Locate every line in the material below that has the word "рублей". Copy each of those lines.

══════

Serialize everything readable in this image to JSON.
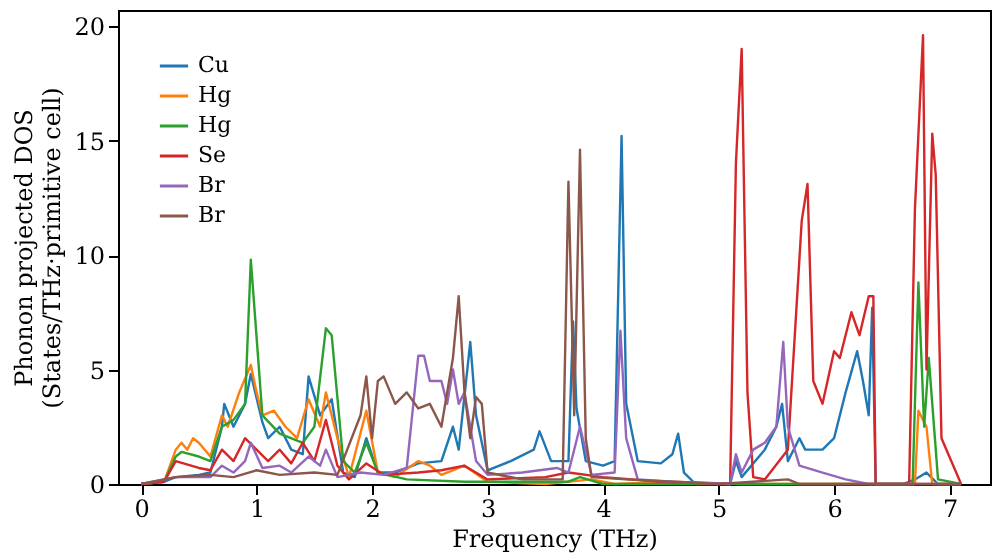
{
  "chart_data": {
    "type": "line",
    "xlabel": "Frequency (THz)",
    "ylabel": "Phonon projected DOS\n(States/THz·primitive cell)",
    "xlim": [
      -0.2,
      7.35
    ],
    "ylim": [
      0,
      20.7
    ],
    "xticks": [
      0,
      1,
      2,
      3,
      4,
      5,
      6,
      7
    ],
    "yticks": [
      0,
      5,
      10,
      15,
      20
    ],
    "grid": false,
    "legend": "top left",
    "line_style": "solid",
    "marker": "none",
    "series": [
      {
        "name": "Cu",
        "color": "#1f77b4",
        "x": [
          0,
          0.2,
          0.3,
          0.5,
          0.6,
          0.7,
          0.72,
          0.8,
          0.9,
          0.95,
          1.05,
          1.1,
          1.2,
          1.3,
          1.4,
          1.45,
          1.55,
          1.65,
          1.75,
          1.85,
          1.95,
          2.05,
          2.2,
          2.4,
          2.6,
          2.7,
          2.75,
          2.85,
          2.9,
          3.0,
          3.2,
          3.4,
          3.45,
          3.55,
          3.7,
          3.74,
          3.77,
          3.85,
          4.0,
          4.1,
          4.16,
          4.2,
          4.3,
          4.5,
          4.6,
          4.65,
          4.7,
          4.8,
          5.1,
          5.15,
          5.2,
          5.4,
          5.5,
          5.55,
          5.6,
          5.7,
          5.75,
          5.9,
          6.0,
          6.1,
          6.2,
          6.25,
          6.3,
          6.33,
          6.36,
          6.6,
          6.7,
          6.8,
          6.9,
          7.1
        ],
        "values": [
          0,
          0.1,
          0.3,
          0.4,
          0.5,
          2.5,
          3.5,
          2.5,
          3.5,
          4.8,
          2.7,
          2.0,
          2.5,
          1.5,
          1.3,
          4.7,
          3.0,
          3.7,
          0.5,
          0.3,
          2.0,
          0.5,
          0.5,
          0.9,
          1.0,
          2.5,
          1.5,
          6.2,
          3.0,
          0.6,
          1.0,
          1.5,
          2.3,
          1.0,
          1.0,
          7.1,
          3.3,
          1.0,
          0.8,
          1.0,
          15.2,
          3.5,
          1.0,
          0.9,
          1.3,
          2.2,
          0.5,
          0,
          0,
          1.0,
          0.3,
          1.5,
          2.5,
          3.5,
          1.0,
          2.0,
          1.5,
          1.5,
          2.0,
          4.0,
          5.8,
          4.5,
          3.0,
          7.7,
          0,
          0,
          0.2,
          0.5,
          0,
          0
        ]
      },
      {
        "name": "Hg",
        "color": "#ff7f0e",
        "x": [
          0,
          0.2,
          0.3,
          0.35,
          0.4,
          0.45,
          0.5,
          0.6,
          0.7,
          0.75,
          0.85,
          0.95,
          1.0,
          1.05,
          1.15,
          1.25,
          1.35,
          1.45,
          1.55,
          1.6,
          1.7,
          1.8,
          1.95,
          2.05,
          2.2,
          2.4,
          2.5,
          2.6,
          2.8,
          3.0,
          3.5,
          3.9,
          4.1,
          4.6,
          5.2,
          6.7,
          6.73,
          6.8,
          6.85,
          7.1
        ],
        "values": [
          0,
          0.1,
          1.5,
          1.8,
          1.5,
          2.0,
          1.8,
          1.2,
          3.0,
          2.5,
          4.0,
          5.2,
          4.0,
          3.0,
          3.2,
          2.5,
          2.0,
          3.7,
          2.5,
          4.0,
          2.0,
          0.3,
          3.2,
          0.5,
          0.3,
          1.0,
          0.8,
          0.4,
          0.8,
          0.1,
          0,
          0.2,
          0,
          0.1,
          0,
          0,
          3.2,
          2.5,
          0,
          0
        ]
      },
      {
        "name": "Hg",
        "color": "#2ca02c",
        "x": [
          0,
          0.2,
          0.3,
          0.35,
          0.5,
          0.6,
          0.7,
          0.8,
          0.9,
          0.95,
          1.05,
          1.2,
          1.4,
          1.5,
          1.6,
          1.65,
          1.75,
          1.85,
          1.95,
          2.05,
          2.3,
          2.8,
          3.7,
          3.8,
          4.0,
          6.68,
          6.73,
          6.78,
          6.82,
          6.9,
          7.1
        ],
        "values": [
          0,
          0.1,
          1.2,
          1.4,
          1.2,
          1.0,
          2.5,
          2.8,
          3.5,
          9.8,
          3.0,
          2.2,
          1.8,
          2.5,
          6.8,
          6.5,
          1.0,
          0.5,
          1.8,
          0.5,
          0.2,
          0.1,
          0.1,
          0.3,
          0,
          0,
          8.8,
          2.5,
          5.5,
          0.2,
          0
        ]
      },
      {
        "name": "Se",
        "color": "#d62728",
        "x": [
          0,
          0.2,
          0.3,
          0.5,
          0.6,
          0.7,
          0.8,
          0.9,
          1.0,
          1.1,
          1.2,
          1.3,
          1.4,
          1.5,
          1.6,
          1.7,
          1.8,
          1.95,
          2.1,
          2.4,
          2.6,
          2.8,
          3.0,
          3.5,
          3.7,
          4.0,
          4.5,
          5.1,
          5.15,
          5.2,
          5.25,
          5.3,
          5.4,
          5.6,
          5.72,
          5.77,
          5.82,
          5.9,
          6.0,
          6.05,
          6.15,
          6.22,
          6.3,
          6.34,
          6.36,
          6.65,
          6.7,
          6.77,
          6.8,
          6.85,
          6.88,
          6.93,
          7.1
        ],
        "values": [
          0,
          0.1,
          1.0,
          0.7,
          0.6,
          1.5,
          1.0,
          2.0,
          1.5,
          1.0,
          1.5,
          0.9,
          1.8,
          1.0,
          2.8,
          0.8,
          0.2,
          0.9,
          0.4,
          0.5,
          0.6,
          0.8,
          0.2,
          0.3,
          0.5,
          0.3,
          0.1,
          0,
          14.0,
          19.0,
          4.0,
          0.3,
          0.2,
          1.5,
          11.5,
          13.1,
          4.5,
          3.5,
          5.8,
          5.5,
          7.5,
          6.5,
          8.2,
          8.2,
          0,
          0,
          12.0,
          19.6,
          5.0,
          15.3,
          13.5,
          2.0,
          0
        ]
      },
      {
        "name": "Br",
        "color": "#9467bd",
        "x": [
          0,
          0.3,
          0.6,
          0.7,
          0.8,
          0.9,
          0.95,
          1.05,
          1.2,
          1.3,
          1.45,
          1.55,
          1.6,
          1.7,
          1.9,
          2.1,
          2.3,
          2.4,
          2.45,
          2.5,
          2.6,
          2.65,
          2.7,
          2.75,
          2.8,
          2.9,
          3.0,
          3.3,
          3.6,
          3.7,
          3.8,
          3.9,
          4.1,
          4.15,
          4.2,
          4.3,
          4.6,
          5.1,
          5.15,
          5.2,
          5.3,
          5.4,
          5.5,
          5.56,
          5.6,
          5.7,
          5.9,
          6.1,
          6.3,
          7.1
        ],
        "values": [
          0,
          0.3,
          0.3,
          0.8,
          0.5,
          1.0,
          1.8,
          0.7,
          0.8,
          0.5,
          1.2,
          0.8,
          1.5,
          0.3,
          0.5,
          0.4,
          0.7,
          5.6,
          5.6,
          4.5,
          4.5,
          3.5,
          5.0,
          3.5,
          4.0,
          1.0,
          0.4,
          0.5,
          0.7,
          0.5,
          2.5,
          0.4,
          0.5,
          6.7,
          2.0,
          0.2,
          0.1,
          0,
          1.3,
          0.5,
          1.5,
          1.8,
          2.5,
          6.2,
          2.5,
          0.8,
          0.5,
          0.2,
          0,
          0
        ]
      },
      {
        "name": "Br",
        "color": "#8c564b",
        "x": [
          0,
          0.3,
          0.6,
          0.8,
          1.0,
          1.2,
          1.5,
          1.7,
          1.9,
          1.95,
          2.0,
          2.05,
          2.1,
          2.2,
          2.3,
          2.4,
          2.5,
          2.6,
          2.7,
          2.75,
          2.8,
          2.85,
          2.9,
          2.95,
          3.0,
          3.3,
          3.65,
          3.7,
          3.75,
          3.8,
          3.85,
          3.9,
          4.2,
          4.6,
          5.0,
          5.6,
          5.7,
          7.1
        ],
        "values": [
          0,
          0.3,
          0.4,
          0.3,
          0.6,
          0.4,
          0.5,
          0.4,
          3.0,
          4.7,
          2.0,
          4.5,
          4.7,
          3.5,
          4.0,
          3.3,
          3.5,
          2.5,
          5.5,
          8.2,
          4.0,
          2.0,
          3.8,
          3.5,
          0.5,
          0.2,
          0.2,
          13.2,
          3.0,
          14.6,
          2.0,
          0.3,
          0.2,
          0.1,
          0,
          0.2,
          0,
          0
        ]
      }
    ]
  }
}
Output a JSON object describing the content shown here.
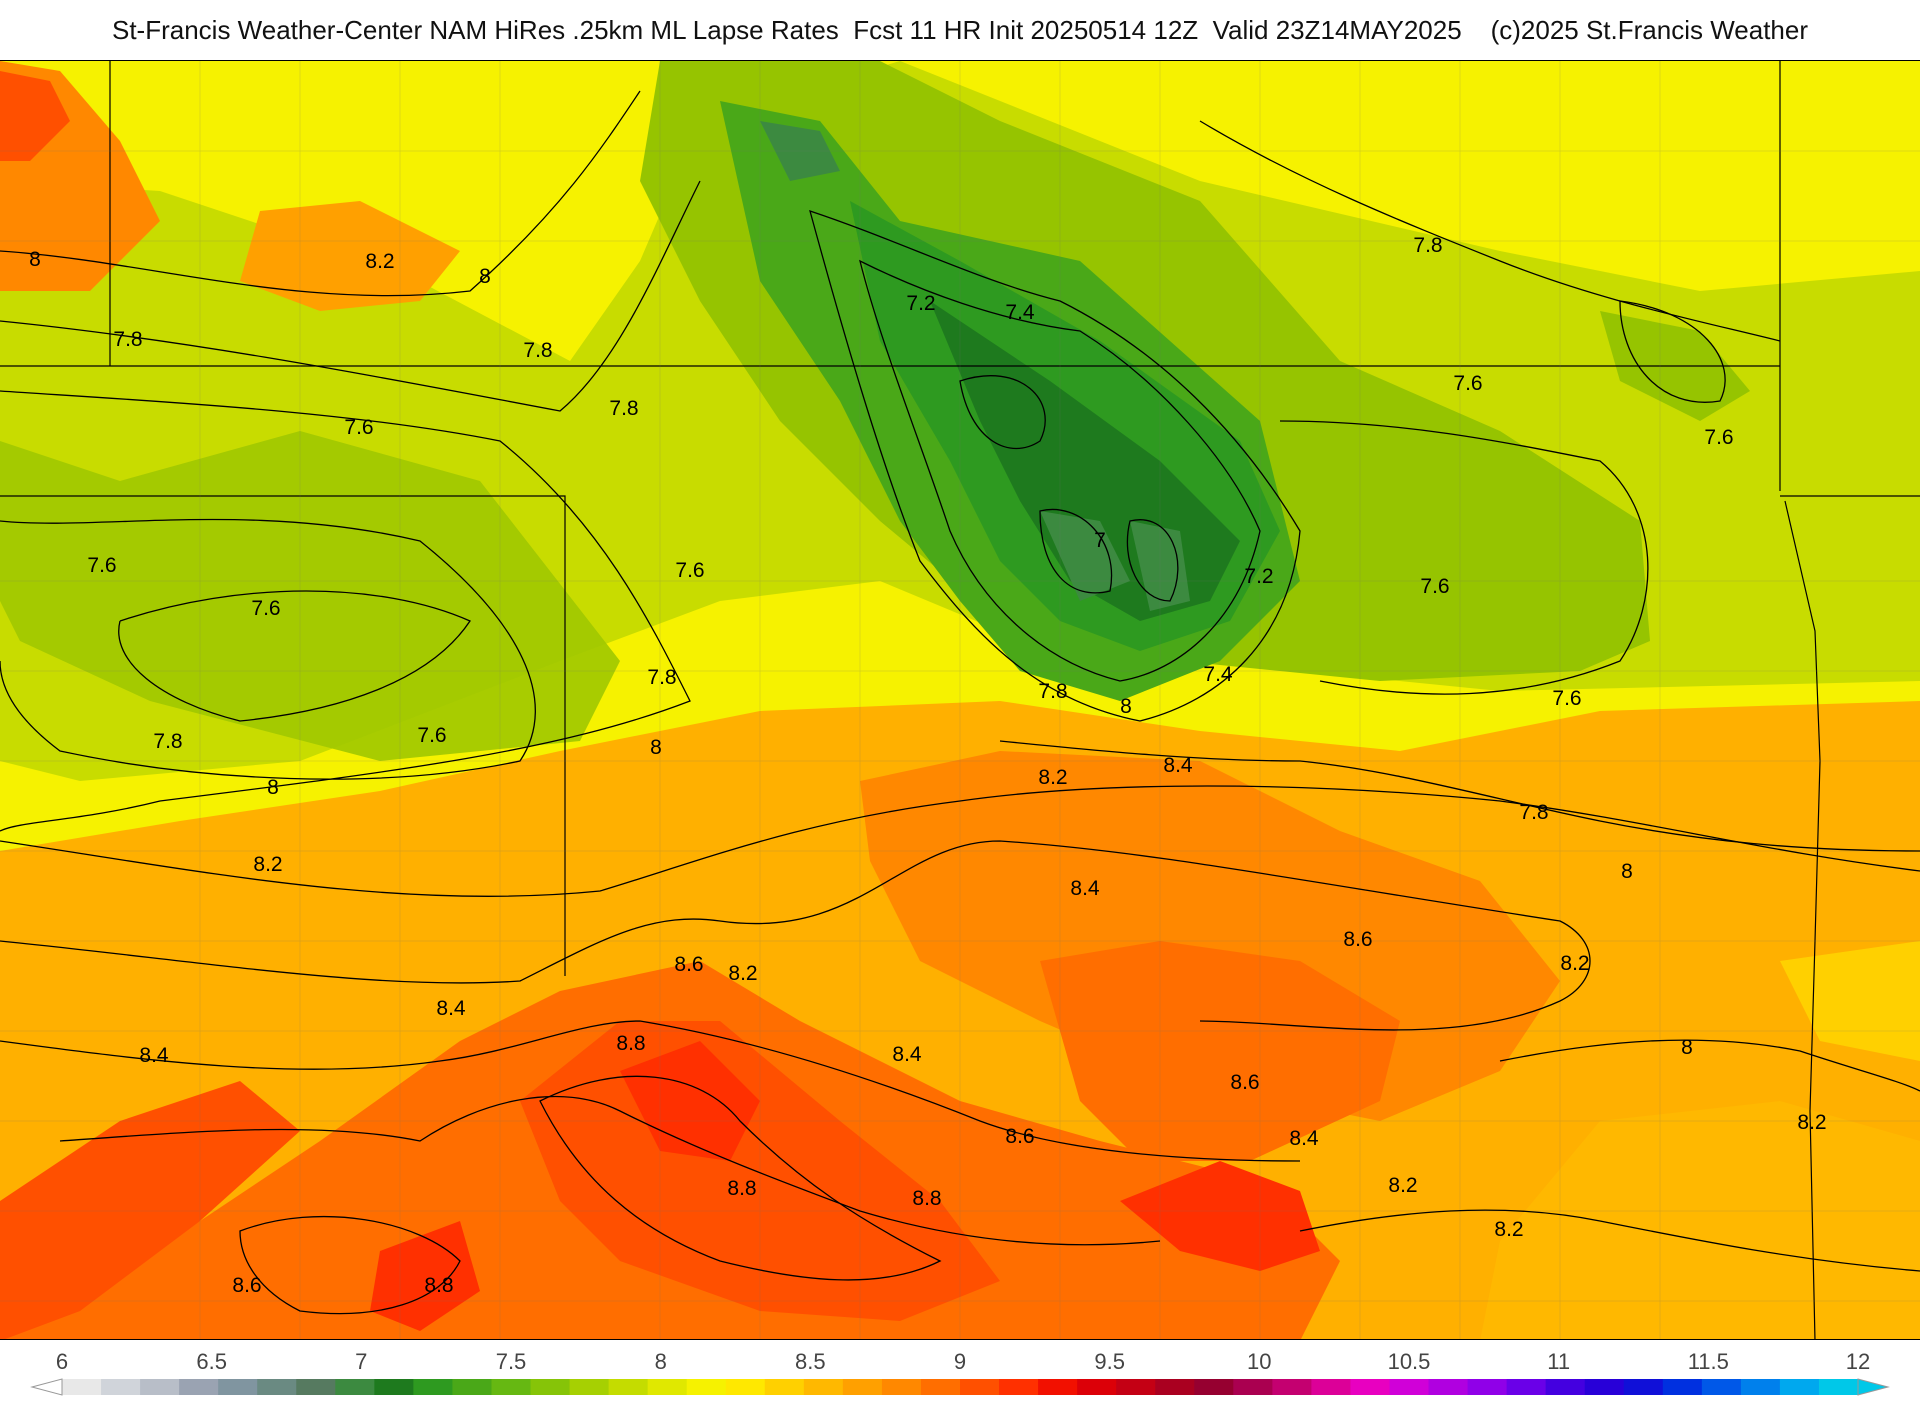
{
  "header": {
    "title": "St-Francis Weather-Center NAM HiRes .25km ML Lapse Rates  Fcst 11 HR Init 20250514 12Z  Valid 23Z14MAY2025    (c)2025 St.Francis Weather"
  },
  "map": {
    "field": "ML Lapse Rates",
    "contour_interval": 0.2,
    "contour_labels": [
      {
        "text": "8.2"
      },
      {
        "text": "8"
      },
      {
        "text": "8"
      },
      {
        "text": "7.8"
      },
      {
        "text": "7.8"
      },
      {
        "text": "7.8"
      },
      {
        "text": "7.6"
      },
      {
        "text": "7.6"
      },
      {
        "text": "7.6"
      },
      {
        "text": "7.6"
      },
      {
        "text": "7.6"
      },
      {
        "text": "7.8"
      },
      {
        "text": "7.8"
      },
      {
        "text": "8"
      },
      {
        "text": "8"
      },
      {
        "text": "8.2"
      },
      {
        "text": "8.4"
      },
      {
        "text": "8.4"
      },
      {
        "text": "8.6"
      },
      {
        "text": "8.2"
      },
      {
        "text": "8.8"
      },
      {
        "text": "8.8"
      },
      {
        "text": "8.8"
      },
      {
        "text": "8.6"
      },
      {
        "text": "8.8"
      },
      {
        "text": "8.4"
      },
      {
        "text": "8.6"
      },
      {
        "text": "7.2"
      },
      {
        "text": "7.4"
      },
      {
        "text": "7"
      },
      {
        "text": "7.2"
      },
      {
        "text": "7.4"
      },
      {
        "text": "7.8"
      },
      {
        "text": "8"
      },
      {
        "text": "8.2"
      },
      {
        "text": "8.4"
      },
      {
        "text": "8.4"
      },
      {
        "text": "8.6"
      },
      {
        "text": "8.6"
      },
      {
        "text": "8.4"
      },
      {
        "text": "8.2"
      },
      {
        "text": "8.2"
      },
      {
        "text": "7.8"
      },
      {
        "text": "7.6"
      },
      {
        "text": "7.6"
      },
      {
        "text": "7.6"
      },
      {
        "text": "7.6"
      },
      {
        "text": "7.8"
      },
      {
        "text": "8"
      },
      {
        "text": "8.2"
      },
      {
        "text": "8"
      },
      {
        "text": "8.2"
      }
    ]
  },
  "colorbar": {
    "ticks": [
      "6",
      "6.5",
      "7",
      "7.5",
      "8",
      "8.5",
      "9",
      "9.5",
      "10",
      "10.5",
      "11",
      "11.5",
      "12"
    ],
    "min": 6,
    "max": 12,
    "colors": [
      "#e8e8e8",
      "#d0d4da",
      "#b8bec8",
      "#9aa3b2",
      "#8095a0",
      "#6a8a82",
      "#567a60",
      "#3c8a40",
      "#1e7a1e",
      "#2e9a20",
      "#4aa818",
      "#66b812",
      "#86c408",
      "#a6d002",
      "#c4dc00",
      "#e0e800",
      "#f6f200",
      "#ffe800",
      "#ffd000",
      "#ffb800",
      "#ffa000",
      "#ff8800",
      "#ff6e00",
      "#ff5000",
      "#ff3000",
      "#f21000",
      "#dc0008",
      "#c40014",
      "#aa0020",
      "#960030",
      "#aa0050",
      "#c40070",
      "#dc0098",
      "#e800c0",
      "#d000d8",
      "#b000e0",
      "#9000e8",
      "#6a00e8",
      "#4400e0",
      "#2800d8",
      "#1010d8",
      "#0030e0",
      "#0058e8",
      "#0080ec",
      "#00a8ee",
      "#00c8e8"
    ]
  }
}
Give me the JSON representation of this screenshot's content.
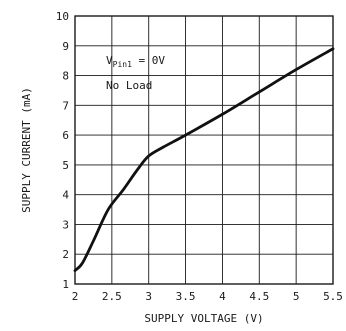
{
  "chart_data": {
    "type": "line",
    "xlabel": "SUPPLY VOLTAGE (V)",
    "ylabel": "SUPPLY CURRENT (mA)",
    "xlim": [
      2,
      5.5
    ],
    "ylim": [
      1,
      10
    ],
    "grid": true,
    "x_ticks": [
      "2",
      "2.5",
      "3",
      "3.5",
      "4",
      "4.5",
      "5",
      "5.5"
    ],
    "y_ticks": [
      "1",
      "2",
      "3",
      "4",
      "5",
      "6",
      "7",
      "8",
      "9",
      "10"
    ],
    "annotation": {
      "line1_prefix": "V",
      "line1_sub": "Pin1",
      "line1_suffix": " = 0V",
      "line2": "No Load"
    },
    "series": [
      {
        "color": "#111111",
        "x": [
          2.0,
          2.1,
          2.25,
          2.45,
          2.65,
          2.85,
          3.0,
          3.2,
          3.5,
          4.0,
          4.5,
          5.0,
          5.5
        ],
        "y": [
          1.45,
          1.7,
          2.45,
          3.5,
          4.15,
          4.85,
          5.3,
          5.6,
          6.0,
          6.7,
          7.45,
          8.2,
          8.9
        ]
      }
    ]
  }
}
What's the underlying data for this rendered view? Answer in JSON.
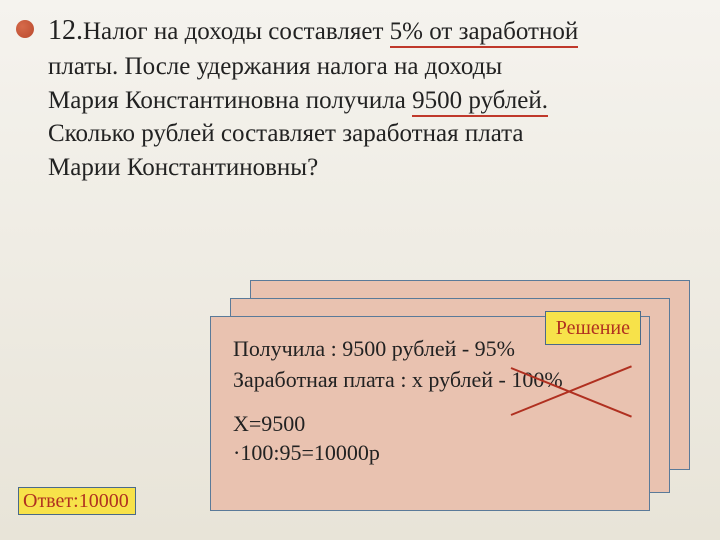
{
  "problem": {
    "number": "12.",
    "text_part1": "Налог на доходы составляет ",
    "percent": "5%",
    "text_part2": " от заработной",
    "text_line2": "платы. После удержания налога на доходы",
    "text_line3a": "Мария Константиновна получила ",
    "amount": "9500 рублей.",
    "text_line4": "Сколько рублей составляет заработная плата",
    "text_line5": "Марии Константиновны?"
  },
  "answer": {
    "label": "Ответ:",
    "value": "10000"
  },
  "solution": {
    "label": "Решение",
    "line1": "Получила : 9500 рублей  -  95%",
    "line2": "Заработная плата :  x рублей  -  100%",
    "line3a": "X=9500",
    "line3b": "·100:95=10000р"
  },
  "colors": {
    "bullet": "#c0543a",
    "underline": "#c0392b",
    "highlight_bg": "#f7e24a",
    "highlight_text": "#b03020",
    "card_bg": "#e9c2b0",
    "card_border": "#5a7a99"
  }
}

══════

Answer to this exercise:
    "amount": "9500 рублей.",
    "text_line4": "Сколько рублей составляет заработная плата",
    "line1": "Получила : 9500 рублей  -  95%",
    "line2": "Заработная плата :  x рублей  -  100%",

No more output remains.